──────── Data section

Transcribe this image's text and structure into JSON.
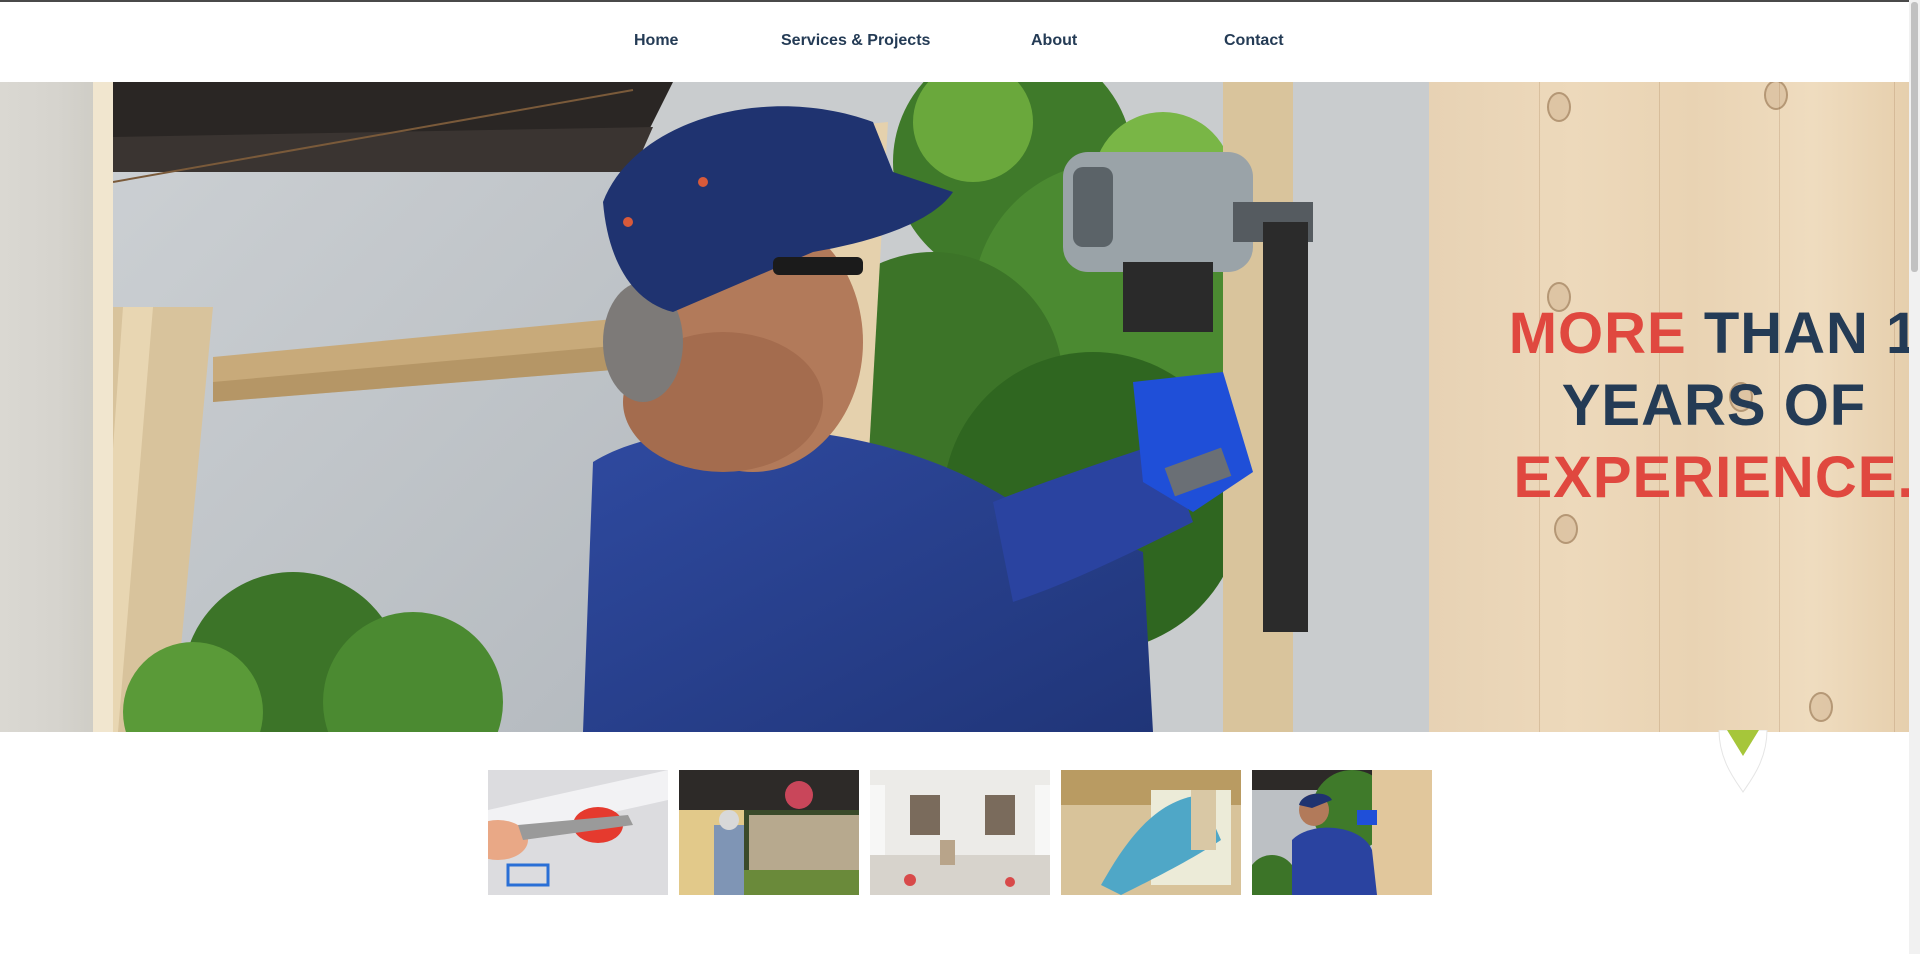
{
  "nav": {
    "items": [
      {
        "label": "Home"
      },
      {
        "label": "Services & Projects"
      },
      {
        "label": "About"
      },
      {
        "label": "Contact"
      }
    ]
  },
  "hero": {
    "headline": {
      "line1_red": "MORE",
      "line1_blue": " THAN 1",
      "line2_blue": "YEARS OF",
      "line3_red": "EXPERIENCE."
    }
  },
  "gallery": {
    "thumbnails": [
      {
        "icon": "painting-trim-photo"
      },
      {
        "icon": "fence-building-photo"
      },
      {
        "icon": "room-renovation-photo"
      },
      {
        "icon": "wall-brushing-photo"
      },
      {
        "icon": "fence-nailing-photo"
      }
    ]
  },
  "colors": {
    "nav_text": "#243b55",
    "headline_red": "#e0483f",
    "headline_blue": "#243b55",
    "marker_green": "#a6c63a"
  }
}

────────────────

■ **Set exercise**
Reproduce each record from above exactly; pictures do not belong in the copy.

■ **Solution**
Transcribe this image's text and structure into JSON.
{
  "nav": {
    "items": [
      {
        "label": "Home"
      },
      {
        "label": "Services & Projects"
      },
      {
        "label": "About"
      },
      {
        "label": "Contact"
      }
    ]
  },
  "hero": {
    "headline": {
      "line1_red": "MORE",
      "line1_blue": " THAN 1",
      "line2_blue": "YEARS OF",
      "line3_red": "EXPERIENCE."
    }
  },
  "gallery": {
    "thumbnails": [
      {
        "icon": "painting-trim-photo"
      },
      {
        "icon": "fence-building-photo"
      },
      {
        "icon": "room-renovation-photo"
      },
      {
        "icon": "wall-brushing-photo"
      },
      {
        "icon": "fence-nailing-photo"
      }
    ]
  },
  "colors": {
    "nav_text": "#243b55",
    "headline_red": "#e0483f",
    "headline_blue": "#243b55",
    "marker_green": "#a6c63a"
  }
}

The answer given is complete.